====== Information shown ======

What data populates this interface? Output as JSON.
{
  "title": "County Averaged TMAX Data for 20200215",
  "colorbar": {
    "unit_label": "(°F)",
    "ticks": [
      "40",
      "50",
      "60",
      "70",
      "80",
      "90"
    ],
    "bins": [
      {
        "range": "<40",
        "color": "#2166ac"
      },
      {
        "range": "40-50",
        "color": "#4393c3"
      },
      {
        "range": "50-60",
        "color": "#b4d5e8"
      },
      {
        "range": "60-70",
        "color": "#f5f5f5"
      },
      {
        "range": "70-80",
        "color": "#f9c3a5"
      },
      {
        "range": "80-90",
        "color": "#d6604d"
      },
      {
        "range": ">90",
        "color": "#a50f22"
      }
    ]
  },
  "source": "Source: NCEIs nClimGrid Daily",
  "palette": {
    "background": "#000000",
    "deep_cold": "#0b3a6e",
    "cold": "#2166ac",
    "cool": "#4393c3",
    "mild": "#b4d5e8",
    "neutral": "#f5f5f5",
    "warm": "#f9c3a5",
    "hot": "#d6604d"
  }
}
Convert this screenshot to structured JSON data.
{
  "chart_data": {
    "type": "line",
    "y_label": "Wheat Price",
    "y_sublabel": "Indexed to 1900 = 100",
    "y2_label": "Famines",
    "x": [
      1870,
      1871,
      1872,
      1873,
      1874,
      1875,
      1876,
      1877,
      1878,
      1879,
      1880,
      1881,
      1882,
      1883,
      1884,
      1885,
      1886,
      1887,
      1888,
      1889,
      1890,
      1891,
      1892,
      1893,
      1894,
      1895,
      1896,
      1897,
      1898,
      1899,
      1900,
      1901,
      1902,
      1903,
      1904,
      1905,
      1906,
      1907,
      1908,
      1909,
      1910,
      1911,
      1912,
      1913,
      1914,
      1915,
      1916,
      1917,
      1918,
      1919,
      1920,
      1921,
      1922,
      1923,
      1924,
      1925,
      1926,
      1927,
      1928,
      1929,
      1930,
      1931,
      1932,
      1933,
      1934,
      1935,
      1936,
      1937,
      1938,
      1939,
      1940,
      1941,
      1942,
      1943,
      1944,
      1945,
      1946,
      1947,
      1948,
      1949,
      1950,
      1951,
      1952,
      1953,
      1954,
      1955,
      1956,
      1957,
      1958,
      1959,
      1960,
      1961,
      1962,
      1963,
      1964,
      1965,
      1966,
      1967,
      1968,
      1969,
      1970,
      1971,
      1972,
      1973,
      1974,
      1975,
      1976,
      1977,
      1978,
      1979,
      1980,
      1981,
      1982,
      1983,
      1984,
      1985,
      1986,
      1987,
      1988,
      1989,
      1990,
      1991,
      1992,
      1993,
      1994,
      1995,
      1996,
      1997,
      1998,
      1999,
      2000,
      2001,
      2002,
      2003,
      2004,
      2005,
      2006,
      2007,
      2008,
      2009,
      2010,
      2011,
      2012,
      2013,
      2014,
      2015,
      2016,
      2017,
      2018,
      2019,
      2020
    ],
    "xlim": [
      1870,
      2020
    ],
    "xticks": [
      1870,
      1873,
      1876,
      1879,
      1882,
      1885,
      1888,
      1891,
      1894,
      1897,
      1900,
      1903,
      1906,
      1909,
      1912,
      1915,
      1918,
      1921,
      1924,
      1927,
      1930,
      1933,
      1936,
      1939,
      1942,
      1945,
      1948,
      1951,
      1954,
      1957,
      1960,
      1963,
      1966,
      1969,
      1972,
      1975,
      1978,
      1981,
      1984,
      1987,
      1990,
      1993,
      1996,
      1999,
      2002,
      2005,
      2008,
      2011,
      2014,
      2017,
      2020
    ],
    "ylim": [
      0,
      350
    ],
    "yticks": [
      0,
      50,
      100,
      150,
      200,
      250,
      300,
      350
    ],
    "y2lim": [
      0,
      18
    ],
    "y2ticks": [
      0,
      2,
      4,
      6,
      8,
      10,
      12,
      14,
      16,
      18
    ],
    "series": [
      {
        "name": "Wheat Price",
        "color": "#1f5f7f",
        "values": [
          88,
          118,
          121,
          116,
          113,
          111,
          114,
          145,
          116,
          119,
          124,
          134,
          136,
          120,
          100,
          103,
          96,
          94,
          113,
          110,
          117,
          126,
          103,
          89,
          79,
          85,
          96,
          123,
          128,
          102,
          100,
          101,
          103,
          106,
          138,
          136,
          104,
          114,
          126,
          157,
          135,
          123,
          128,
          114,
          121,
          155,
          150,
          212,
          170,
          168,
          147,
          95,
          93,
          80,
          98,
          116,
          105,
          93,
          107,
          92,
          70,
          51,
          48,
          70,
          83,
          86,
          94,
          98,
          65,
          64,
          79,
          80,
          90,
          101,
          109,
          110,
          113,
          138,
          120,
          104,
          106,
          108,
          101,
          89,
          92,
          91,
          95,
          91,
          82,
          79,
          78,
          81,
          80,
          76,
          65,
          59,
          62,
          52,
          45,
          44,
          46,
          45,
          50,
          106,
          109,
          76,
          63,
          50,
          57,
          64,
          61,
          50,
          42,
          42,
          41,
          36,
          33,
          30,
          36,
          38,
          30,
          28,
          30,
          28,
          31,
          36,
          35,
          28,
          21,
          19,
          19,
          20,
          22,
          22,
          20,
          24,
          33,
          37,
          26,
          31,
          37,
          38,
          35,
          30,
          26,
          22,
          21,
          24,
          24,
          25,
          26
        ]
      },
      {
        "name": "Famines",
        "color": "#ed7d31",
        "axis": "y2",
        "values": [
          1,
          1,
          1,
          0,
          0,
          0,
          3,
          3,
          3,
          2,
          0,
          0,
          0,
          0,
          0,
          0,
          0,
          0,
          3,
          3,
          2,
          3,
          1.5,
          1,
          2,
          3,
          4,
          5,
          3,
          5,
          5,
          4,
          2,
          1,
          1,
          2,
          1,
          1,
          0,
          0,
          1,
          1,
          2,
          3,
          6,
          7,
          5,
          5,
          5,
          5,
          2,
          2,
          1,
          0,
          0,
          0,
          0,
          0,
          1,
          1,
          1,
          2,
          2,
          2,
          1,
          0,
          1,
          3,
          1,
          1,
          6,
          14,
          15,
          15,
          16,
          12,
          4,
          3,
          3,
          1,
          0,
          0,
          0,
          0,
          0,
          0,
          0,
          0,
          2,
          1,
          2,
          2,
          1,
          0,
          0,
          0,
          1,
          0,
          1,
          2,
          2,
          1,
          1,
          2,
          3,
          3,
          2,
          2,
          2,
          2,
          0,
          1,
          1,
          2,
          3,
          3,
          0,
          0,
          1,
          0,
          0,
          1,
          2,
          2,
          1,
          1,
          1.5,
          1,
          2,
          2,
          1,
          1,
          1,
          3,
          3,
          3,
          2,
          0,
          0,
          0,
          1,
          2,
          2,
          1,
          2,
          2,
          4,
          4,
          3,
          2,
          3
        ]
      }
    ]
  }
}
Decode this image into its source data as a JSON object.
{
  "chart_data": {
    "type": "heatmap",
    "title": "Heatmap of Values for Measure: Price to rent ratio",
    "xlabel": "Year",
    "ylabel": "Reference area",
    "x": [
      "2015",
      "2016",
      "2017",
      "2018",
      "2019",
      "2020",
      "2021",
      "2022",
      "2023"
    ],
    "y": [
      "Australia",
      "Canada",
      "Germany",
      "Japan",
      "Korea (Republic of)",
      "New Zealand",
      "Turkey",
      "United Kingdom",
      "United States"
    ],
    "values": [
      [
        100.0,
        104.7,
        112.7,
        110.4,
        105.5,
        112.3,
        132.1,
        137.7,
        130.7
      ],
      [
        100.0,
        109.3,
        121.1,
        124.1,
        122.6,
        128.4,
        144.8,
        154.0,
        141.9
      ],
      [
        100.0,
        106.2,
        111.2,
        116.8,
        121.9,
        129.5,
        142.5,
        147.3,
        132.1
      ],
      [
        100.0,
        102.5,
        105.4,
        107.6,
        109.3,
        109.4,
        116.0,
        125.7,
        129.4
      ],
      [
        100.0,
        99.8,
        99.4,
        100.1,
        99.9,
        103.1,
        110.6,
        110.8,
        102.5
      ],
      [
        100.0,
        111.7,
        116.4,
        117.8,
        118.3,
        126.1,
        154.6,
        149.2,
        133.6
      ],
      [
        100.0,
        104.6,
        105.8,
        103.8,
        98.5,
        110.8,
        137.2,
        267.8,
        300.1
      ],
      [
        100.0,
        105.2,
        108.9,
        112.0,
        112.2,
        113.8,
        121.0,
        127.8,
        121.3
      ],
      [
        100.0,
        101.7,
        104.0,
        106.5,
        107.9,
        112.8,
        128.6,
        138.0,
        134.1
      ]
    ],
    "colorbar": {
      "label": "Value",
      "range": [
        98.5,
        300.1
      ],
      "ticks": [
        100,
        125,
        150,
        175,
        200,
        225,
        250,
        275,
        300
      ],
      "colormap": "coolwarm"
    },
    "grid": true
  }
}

======

◆ **Exercise goal**:
Write down the number of lines where the word "Price" appears, and nothing further.

◆ **Solution**:
3